Given request:
Pull out every line with the word "determine" from the entries below.

Start

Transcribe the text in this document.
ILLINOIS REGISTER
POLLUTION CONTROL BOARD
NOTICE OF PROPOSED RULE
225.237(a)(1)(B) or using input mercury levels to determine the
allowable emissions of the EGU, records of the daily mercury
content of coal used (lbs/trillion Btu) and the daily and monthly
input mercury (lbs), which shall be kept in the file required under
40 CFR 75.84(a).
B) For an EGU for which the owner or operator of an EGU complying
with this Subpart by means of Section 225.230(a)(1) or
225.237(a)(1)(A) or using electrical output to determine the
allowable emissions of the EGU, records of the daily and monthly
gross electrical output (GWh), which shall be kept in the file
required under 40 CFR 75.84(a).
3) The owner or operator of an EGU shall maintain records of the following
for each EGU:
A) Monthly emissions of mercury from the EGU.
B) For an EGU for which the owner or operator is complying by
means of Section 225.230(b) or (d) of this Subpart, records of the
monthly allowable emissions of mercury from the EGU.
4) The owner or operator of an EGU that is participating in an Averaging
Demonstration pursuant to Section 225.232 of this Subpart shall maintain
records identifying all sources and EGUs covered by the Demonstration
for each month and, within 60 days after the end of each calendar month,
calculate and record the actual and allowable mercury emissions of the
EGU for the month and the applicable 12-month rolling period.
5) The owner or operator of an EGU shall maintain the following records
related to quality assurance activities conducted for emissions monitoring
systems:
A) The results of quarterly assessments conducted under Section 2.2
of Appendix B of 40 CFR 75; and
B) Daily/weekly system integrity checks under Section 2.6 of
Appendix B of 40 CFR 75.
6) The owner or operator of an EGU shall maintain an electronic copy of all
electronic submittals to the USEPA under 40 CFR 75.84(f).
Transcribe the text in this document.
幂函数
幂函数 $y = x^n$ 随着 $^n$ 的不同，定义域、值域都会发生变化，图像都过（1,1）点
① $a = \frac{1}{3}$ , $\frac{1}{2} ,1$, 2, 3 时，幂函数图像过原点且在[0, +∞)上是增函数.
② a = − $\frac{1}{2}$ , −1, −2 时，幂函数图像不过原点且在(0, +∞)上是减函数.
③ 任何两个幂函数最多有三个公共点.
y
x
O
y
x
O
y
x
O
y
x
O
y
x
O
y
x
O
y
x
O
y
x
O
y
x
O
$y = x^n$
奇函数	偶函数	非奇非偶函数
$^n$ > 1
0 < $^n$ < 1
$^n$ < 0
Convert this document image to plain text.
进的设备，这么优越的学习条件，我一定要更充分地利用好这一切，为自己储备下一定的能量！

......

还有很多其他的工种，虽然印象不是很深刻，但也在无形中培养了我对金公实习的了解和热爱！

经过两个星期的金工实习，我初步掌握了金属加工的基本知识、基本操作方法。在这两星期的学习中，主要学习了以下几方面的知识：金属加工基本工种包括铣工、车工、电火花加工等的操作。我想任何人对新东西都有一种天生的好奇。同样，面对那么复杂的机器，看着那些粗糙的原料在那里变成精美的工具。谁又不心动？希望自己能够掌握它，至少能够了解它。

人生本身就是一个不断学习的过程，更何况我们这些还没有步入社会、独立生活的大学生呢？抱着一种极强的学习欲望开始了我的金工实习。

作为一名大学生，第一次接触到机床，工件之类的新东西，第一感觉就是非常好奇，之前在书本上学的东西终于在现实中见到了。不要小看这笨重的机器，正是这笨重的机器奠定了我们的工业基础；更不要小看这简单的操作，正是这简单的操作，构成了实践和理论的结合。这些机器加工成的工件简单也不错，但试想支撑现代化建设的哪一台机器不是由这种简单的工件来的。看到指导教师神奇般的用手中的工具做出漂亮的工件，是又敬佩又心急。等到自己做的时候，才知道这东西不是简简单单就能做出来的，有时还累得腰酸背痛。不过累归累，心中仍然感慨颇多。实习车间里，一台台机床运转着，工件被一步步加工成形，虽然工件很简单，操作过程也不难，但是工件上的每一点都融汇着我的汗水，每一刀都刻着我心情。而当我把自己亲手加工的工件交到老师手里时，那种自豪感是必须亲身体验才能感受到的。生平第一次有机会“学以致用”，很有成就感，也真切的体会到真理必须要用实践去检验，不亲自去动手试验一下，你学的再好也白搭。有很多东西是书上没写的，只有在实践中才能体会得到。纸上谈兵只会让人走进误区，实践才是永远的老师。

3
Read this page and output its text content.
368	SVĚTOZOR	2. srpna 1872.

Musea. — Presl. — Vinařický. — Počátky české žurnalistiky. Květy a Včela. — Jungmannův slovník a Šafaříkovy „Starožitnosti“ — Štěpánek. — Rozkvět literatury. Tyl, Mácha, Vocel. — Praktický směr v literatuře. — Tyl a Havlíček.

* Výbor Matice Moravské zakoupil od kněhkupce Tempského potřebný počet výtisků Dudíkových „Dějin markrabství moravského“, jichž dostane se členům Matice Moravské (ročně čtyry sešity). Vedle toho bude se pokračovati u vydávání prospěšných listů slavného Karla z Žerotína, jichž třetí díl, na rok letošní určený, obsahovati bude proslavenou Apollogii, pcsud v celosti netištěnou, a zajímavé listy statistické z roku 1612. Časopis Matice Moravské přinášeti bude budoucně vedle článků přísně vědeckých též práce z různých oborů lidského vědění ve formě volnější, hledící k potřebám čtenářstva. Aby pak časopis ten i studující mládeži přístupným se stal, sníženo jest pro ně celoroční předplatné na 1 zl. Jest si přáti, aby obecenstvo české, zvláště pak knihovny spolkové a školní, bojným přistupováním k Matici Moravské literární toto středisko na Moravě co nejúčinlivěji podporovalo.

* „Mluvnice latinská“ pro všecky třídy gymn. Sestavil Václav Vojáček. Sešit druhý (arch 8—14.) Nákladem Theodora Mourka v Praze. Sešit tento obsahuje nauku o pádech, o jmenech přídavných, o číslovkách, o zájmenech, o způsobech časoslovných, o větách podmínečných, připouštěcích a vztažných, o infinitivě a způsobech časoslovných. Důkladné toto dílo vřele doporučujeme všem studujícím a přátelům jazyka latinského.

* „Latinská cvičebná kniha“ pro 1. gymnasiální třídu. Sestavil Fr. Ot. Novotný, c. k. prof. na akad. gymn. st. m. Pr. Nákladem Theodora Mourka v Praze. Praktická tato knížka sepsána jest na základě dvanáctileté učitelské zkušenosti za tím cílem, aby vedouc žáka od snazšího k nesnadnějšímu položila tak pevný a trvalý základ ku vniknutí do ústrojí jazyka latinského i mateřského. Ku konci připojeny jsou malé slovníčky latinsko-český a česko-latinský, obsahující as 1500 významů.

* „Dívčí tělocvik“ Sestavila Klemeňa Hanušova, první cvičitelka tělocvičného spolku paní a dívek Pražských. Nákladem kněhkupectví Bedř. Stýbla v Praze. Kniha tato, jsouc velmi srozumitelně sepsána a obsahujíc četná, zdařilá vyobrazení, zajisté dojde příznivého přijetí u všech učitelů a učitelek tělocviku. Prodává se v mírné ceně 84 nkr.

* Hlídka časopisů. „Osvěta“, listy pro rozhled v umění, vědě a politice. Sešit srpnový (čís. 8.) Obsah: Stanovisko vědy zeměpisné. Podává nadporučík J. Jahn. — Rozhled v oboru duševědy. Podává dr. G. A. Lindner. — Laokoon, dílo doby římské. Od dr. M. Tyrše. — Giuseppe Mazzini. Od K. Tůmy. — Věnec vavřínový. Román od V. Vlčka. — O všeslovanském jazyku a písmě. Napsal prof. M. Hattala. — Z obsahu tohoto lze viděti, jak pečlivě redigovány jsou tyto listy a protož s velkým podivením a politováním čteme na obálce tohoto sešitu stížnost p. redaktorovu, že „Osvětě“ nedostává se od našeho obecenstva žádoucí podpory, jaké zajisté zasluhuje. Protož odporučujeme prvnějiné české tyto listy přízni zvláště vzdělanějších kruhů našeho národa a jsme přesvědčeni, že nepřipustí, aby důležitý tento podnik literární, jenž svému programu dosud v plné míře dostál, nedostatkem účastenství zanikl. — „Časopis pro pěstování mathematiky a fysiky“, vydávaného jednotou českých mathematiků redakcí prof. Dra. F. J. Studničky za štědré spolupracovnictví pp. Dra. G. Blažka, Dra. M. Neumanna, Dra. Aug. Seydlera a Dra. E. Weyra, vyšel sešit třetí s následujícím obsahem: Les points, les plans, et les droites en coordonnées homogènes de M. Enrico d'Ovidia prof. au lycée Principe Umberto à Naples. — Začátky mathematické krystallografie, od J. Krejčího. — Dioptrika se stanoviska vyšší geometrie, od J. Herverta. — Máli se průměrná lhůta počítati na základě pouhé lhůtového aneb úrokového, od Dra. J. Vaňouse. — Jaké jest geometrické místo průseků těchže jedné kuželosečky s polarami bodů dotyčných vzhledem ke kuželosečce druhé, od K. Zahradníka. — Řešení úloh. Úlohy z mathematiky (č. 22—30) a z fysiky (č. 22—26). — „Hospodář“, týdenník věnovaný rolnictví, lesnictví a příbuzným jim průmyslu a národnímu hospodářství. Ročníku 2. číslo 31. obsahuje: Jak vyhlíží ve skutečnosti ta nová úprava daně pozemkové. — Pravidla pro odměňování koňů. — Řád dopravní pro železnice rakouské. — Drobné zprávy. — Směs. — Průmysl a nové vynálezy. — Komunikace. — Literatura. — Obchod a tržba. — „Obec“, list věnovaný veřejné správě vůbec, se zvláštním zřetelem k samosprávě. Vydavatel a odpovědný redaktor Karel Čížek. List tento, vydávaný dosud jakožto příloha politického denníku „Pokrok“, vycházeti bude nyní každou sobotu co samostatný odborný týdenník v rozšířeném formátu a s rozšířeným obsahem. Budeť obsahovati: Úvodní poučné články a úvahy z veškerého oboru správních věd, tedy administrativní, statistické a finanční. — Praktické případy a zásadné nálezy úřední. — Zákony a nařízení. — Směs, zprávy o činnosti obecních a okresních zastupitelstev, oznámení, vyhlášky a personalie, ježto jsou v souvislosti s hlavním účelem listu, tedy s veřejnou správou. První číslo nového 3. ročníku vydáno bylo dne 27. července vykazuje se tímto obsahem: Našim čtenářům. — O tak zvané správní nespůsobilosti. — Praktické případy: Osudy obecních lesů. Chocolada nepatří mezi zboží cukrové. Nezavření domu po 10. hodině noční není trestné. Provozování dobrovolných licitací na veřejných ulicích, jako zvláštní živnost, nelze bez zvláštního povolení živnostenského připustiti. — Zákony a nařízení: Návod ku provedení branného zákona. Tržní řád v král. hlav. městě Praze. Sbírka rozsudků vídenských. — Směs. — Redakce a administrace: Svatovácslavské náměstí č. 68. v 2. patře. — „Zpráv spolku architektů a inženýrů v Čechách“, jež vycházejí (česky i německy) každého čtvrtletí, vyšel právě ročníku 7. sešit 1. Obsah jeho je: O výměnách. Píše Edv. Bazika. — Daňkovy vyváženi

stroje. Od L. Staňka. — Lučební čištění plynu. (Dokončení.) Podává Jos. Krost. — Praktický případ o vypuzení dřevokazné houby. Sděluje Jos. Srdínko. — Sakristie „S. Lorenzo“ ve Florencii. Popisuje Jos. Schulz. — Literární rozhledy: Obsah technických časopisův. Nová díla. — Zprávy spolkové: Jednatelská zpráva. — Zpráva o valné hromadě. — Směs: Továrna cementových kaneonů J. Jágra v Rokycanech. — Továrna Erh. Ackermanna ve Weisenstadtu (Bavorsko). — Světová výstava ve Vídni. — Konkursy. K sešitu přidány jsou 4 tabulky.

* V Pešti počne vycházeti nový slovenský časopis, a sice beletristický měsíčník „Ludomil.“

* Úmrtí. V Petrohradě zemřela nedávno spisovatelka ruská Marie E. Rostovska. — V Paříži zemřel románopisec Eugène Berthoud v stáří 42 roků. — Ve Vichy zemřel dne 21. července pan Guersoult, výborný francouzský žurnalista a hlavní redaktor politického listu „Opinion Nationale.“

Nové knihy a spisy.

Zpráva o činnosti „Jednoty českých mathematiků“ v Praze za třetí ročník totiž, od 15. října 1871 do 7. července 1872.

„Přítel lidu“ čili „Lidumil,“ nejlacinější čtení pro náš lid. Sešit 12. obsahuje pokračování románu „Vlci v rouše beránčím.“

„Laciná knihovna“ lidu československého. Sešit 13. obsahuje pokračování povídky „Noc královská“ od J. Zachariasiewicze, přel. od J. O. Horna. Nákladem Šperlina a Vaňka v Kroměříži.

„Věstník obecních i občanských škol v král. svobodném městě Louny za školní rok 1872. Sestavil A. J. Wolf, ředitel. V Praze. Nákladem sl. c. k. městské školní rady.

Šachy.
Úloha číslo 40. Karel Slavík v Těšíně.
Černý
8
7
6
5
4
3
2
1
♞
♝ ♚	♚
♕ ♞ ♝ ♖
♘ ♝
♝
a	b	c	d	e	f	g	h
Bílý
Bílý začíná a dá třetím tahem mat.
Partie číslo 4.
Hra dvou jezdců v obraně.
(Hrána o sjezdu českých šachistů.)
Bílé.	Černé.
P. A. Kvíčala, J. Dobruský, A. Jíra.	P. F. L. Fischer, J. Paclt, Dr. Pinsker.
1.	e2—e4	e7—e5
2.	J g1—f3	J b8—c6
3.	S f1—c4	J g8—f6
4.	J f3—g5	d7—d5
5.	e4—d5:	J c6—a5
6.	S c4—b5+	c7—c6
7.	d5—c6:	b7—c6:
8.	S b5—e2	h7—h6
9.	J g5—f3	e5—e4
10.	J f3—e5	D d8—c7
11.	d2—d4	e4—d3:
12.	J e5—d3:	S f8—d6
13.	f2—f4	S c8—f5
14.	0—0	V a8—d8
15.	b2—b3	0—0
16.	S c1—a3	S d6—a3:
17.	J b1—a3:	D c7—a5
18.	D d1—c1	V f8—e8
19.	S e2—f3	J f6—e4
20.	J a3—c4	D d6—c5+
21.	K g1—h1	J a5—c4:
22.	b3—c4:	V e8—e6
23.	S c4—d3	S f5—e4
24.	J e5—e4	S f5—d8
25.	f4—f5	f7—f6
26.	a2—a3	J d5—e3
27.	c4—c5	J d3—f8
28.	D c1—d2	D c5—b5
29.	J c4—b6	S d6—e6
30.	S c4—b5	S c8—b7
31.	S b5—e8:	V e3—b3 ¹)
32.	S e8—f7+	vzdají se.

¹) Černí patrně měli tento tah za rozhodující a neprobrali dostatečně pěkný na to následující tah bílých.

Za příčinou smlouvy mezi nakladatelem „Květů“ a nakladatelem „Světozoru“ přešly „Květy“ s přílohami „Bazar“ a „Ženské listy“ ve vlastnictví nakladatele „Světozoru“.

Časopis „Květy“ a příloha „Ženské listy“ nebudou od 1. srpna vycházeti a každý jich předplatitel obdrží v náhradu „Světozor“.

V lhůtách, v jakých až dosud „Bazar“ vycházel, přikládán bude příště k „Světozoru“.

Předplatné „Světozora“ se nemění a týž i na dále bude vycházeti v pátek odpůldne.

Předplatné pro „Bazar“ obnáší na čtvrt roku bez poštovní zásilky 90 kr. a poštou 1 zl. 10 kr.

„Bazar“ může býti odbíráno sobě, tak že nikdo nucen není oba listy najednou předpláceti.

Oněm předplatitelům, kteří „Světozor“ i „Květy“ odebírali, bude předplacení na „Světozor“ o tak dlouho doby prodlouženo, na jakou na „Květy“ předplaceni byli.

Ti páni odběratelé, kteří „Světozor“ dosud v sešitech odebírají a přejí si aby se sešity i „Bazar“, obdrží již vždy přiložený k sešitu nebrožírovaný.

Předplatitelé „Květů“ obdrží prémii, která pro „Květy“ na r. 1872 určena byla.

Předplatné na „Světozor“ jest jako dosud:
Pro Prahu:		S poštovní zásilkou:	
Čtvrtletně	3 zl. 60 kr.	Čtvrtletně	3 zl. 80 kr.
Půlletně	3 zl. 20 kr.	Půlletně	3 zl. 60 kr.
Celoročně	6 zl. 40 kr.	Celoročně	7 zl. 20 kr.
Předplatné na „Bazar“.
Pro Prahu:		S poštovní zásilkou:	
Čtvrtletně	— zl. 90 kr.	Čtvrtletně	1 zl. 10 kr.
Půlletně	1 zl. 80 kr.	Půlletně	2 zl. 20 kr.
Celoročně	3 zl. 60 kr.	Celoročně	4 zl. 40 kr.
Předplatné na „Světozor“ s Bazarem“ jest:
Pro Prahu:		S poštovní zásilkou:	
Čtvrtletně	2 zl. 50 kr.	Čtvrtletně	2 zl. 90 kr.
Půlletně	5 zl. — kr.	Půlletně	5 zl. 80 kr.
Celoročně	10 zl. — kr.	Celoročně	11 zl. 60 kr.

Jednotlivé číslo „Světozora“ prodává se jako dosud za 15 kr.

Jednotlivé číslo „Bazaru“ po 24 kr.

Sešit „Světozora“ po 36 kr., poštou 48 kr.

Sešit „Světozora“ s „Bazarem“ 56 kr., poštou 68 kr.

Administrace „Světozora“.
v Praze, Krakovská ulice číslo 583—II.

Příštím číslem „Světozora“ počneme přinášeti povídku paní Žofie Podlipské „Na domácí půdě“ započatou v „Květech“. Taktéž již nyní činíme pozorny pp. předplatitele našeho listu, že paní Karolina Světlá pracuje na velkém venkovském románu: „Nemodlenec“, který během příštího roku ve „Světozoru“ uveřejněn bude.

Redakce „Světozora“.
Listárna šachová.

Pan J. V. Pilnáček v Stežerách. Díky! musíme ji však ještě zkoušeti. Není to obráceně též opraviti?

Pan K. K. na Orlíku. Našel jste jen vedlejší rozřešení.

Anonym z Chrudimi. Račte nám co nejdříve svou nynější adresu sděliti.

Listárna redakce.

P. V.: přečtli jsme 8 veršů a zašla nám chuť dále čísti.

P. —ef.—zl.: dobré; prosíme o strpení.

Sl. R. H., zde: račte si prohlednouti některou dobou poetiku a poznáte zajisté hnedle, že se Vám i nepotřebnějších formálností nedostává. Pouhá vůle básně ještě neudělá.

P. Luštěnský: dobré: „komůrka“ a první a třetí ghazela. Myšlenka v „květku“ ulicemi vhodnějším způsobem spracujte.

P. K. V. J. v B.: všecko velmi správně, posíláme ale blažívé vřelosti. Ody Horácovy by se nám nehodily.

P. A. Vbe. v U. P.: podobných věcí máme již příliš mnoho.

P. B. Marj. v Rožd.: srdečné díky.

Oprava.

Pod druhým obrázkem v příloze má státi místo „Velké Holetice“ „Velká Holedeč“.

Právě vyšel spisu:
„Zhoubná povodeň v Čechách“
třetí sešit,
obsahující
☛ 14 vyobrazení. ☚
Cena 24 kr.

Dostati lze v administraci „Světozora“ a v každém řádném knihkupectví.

End

Response to the exercise:
225.237(a)(1)(B) or using input mercury levels to determine the
225.237(a)(1)(A) or using electrical output to determine the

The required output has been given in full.